# start of MATERIAL FOR THIS TASK

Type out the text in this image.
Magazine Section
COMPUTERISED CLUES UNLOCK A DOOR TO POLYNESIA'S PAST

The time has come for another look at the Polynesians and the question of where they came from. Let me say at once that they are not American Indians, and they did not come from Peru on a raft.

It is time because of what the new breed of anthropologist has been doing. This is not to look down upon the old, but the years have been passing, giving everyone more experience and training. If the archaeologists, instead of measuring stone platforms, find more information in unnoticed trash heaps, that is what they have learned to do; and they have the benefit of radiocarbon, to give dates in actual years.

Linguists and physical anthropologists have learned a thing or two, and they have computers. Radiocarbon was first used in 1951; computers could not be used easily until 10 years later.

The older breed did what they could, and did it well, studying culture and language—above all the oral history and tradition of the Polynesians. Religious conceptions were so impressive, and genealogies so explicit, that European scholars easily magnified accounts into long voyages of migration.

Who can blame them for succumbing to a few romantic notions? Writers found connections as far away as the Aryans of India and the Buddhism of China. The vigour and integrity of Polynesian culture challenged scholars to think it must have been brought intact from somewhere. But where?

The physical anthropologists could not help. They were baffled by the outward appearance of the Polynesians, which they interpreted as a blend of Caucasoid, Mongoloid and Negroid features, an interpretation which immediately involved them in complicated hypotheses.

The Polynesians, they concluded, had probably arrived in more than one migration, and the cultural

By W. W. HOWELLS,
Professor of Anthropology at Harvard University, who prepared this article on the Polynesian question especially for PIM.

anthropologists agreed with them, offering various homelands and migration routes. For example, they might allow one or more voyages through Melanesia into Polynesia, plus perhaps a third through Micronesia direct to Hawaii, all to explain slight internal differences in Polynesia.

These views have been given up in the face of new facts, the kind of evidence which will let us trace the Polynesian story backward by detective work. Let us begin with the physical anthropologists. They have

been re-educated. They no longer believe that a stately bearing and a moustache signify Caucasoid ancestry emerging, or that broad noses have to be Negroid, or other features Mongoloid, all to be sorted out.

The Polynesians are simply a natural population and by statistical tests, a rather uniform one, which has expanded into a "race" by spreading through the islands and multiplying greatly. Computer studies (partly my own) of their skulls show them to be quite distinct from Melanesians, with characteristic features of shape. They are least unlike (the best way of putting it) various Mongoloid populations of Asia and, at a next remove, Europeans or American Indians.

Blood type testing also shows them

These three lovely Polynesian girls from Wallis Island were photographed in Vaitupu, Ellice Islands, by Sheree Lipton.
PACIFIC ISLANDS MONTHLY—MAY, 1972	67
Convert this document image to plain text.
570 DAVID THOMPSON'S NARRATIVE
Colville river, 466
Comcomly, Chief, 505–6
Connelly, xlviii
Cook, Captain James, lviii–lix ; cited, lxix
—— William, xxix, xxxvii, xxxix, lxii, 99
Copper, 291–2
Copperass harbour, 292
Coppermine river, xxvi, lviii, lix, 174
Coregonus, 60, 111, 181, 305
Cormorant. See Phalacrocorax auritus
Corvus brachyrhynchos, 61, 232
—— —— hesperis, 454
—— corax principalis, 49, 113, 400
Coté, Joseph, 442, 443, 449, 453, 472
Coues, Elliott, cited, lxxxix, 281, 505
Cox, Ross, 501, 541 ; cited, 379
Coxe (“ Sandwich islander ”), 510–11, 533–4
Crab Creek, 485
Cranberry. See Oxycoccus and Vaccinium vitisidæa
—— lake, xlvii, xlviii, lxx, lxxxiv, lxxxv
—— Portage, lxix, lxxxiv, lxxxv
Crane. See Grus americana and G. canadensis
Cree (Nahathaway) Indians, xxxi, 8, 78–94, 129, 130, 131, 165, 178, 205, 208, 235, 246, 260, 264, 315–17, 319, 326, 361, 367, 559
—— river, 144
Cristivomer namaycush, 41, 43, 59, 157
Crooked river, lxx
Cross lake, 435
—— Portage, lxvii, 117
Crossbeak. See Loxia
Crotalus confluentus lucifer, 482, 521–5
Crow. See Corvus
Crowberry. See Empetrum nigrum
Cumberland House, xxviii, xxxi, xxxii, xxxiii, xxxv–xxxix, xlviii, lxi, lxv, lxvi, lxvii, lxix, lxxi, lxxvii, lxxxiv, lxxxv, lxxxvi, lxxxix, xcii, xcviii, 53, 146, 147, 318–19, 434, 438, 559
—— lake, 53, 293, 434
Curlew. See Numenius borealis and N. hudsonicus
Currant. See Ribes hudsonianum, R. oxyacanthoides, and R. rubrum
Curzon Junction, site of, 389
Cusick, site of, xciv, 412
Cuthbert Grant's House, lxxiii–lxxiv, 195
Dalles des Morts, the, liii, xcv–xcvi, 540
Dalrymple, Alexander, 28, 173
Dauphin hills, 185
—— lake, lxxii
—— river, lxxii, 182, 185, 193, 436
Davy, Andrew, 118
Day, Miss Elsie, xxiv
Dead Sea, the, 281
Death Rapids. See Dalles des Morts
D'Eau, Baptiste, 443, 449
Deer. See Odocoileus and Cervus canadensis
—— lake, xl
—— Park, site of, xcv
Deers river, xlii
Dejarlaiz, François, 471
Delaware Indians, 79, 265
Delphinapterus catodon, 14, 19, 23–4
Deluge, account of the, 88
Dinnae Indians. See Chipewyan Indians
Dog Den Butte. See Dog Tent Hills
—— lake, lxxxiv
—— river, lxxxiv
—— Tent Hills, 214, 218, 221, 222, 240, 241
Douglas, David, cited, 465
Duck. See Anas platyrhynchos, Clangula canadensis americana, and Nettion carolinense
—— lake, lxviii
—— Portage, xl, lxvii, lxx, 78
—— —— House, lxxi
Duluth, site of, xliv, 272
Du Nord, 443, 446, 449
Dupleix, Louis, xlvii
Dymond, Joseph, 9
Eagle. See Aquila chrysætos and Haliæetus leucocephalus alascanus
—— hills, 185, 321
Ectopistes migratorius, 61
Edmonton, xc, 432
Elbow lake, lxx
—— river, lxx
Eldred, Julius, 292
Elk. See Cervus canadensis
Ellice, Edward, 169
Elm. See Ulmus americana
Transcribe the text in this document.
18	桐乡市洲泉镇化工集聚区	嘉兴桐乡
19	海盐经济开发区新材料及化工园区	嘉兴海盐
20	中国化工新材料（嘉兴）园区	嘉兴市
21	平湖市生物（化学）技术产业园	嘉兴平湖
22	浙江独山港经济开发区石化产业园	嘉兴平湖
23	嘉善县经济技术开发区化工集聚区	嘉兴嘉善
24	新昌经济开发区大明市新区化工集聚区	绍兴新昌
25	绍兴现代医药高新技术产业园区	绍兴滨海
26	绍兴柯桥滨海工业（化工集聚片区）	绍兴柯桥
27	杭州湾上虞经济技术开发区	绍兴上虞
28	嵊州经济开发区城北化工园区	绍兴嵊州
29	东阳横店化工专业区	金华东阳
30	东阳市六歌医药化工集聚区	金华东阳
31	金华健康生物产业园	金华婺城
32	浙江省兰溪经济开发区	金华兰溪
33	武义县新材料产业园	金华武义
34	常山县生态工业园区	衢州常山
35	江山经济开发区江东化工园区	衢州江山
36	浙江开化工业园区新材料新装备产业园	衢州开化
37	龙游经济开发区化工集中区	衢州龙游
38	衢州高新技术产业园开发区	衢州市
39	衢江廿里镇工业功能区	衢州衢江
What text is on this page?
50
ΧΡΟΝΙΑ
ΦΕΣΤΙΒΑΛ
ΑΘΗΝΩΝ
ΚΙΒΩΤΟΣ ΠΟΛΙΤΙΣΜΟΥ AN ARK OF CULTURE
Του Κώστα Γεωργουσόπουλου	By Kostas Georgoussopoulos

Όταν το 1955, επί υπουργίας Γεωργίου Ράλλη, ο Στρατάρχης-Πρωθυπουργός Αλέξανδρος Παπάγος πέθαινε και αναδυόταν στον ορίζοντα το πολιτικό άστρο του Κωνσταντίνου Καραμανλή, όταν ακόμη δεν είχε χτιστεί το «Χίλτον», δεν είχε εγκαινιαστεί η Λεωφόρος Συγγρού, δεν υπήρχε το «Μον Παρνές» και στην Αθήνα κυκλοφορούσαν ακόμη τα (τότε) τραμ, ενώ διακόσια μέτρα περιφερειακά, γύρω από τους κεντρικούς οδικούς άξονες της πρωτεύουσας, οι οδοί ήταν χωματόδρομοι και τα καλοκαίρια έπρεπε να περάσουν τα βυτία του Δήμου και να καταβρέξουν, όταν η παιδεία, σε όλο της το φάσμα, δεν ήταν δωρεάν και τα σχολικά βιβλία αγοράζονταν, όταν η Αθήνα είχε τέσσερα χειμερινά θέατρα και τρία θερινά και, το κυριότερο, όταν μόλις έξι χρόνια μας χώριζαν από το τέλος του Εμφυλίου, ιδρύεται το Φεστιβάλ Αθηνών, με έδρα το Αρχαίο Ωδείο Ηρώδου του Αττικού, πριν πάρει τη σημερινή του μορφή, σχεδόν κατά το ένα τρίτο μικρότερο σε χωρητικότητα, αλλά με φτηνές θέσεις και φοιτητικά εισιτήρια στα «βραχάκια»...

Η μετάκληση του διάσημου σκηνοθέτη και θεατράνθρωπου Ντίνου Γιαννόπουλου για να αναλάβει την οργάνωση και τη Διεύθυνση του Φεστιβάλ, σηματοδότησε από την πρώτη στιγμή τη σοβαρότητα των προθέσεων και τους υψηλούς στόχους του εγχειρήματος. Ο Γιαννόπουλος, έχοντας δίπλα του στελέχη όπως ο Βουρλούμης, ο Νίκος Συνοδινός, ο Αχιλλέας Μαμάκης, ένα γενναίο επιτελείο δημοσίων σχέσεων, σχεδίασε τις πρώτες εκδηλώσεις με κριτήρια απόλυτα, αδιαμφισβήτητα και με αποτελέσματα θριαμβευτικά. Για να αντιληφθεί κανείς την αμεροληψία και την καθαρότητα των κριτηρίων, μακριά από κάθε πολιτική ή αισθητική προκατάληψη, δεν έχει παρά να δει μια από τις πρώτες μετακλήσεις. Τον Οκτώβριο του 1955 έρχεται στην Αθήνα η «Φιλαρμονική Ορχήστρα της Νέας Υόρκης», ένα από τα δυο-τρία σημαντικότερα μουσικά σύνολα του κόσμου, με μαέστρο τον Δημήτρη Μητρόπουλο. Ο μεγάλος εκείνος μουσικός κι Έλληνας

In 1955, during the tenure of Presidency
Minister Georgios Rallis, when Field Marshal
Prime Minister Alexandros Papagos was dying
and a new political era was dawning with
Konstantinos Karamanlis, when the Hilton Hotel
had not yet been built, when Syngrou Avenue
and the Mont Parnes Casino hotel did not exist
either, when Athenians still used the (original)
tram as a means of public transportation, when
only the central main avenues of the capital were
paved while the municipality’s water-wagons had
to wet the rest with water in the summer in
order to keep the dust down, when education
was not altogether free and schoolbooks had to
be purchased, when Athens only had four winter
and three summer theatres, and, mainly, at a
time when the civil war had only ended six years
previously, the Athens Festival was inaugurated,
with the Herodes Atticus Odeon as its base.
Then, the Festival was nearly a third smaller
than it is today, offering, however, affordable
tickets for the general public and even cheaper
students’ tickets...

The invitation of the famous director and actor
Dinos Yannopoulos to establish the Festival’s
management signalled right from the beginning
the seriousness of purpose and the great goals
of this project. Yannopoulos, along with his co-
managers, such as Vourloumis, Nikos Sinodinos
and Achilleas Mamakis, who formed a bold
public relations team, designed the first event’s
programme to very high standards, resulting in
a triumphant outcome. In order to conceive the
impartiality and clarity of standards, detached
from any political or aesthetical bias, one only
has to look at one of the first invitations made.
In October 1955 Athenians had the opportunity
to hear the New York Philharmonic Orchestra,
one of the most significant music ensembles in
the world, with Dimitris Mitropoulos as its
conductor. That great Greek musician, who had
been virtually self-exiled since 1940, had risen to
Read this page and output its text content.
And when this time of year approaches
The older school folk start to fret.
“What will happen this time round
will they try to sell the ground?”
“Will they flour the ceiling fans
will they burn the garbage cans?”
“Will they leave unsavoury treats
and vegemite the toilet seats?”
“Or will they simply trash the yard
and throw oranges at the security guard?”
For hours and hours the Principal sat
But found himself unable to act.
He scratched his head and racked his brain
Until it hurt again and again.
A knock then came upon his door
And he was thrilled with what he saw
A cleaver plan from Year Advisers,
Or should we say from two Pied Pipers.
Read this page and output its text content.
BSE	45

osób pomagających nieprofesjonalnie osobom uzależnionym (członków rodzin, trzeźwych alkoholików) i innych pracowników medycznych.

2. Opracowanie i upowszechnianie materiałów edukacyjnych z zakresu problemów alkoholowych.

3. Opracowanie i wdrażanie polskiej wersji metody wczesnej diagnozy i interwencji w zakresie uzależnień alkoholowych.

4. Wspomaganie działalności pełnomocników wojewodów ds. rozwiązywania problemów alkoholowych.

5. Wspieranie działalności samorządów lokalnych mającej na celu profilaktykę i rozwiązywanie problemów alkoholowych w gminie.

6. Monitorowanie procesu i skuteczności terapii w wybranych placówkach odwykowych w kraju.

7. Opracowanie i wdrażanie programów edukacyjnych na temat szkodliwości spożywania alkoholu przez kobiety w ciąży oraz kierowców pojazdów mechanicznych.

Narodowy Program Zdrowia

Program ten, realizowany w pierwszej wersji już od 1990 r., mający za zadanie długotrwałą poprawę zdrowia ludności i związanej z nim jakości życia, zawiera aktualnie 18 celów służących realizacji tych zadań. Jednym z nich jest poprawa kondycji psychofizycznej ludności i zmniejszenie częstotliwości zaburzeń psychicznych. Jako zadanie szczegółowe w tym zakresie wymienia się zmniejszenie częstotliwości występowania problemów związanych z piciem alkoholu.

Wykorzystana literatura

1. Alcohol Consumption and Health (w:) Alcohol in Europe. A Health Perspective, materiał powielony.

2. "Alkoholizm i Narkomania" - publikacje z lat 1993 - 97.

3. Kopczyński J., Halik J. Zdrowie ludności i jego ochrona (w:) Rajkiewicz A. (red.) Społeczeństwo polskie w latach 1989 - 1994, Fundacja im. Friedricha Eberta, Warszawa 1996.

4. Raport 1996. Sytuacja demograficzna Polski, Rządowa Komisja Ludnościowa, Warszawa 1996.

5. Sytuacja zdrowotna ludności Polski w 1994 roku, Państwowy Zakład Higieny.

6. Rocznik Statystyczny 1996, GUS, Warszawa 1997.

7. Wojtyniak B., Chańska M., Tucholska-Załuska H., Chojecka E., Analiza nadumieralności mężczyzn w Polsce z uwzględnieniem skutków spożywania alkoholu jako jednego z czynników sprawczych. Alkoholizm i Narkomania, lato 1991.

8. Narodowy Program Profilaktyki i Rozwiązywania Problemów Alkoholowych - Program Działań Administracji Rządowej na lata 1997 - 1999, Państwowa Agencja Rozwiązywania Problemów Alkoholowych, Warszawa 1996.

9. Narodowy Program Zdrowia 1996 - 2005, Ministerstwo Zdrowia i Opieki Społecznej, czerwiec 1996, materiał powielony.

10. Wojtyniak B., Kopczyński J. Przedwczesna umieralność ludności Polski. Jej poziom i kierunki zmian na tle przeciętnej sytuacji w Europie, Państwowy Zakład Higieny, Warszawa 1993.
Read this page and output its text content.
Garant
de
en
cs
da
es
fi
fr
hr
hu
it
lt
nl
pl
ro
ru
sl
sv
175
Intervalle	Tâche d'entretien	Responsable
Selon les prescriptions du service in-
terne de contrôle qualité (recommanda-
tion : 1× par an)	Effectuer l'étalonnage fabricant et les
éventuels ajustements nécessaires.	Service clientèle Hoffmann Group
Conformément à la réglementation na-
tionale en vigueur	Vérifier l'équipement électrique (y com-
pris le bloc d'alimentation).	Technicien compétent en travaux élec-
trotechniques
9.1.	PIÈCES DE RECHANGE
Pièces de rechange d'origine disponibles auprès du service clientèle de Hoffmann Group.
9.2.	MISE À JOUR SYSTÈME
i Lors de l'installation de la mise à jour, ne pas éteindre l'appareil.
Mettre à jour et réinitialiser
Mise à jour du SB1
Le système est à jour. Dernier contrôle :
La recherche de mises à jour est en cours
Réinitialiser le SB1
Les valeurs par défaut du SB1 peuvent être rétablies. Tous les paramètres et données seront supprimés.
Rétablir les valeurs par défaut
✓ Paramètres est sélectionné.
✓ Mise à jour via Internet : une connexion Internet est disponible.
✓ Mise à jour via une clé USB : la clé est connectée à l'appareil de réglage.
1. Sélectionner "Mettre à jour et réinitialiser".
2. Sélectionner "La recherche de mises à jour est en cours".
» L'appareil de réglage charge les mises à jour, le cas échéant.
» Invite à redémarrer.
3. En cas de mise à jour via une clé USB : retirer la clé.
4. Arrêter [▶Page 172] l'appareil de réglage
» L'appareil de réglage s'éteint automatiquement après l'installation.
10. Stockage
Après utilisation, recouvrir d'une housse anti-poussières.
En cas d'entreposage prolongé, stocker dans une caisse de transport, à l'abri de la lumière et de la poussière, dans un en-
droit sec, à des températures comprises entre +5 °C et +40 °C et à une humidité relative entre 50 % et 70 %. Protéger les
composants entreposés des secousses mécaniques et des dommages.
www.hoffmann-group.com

# end of MATERIAL FOR THIS TASK

## TASK TO COMPLETE
Note every line above where the string "Cervus" shows up, and copy those lines.

## CORRECT ANSWER
Deer. See Odocoileus and Cervus canadensis
Elk. See Cervus canadensis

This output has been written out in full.